Give the count of lines that include the string "Teachers". Add nothing to it.

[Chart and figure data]
########
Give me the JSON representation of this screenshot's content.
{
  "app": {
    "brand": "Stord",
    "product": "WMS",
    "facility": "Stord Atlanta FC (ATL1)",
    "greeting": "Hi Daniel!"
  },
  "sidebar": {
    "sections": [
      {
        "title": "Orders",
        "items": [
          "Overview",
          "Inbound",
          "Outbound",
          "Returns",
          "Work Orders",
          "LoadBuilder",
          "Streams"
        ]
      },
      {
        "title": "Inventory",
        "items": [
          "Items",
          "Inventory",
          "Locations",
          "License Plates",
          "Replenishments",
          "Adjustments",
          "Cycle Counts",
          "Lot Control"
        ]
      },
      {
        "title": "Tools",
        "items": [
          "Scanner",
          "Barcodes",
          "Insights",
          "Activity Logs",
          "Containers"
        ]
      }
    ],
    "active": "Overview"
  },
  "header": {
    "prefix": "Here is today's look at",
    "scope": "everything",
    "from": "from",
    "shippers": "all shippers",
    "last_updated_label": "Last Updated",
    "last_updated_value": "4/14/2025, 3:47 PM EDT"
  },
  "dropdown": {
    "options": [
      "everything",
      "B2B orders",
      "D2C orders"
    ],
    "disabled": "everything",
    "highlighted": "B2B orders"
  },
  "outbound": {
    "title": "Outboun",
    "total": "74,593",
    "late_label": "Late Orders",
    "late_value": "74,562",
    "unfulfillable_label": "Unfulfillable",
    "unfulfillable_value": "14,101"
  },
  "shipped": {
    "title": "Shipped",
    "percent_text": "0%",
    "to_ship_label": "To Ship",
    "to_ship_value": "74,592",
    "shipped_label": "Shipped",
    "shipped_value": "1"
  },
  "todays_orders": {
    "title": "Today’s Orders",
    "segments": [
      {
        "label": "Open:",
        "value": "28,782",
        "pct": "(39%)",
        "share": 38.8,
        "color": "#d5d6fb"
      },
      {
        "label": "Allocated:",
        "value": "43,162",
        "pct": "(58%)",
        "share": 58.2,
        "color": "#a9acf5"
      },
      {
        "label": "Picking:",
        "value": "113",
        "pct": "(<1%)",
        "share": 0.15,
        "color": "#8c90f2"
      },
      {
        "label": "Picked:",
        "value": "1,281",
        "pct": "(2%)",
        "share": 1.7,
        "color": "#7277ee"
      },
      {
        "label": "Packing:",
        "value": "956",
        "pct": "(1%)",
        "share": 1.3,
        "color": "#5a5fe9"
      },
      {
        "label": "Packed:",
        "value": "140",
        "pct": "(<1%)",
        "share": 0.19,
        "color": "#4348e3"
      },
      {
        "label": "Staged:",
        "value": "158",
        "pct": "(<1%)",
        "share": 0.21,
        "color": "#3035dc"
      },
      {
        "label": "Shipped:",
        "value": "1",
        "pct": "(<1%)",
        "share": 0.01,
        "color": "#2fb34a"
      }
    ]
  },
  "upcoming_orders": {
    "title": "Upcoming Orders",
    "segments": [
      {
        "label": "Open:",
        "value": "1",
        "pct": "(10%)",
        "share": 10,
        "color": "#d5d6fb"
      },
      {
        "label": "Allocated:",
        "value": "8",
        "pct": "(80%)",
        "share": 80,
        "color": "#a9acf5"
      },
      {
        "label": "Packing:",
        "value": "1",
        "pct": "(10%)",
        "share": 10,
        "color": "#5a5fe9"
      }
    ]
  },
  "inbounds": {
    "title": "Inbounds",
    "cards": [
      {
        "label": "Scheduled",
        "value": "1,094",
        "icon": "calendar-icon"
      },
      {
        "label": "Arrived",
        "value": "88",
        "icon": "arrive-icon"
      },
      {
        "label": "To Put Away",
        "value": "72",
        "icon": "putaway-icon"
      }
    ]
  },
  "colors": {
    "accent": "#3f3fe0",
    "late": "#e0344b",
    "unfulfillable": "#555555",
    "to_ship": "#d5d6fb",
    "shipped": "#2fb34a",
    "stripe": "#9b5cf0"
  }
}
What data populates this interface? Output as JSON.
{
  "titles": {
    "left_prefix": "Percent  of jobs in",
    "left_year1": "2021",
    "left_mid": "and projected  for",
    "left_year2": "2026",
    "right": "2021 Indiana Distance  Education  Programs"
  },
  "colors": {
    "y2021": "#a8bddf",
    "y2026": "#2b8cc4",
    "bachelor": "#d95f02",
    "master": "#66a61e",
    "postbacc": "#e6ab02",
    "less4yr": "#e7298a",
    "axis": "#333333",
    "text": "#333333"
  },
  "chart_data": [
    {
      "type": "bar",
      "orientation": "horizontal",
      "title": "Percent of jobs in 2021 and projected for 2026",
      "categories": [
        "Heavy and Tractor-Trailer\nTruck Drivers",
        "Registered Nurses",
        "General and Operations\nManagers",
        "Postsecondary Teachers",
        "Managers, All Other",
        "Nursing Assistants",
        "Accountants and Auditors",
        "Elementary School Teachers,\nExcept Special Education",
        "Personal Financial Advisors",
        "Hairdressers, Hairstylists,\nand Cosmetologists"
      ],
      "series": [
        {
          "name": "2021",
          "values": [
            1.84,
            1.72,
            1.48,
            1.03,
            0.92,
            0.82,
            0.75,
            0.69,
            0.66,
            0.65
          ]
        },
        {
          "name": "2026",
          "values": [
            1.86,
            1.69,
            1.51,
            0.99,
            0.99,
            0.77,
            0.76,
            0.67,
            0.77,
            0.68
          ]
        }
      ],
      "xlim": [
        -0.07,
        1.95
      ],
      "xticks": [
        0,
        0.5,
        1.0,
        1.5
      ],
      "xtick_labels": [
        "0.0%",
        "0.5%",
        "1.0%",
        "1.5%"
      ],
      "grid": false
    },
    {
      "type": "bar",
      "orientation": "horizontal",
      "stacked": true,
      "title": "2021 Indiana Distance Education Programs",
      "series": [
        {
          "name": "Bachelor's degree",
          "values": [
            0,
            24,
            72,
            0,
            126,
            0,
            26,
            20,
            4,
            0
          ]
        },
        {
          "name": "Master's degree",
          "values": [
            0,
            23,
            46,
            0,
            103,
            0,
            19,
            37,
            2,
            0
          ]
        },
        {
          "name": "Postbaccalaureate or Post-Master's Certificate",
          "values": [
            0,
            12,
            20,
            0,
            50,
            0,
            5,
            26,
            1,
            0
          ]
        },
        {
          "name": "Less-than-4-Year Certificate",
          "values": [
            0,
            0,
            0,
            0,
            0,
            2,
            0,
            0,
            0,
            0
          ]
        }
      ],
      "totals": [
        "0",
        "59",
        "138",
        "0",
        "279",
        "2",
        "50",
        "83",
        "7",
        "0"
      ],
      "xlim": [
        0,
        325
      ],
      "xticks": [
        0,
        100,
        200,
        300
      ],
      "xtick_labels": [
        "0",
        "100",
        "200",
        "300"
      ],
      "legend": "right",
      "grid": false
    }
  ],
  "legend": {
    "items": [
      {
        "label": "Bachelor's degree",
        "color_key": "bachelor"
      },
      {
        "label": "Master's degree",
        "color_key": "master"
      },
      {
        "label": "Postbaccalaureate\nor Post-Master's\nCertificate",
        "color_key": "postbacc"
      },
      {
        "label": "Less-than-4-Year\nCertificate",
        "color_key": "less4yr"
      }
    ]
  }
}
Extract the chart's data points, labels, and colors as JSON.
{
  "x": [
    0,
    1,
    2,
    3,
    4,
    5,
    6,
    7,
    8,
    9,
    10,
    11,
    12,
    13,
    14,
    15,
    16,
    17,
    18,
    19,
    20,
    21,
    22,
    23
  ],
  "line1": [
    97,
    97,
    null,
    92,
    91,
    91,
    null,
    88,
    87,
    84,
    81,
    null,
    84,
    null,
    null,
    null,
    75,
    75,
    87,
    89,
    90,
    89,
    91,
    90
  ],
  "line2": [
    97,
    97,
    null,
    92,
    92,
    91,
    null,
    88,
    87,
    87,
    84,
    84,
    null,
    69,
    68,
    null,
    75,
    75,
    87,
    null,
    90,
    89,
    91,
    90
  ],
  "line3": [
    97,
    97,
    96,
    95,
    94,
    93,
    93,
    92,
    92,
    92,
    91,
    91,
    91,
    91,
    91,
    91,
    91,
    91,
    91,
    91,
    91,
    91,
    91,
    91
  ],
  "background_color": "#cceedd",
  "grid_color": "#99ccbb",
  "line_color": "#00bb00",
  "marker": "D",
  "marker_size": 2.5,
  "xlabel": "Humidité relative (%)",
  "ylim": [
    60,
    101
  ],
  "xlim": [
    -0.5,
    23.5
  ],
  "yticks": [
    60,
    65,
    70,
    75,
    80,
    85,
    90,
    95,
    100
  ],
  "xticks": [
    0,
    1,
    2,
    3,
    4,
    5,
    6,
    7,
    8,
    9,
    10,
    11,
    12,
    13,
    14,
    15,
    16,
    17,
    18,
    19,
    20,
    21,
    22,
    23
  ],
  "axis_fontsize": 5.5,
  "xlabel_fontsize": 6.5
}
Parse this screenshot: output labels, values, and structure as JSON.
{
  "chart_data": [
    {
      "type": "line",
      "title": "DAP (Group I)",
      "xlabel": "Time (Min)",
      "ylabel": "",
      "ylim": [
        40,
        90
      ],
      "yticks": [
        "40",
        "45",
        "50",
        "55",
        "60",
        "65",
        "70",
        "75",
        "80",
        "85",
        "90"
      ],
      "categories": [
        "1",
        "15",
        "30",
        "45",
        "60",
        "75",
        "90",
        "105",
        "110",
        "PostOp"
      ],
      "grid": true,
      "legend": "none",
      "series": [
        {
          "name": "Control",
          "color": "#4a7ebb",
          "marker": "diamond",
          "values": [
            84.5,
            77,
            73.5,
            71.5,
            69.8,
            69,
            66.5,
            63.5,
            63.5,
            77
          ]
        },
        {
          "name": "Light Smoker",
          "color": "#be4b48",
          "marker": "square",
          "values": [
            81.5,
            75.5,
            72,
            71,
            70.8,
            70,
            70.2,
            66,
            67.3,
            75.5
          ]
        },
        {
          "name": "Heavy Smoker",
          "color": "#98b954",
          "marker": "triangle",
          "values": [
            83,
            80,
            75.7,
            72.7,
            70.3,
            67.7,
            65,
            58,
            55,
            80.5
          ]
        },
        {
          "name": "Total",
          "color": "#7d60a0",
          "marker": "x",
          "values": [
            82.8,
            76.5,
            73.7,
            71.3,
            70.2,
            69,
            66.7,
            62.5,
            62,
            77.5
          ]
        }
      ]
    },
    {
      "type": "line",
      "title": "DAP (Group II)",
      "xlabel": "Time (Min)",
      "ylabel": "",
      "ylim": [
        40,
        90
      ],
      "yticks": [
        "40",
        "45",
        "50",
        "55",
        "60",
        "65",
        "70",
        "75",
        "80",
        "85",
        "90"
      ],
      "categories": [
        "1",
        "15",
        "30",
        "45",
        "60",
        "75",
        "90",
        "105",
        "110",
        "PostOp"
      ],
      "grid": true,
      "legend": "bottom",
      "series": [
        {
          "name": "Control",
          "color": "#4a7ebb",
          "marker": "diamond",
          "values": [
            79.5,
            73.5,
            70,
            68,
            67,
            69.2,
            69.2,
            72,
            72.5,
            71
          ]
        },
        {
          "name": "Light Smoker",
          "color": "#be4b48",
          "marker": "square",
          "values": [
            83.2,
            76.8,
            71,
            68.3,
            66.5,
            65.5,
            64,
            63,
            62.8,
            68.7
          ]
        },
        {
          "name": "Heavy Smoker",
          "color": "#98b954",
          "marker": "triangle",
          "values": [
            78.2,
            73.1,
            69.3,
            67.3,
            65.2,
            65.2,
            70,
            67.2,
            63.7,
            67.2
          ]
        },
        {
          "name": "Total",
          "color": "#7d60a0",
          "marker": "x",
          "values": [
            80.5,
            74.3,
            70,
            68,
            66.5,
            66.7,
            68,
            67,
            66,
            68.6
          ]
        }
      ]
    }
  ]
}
########
■ Finished answer ■
2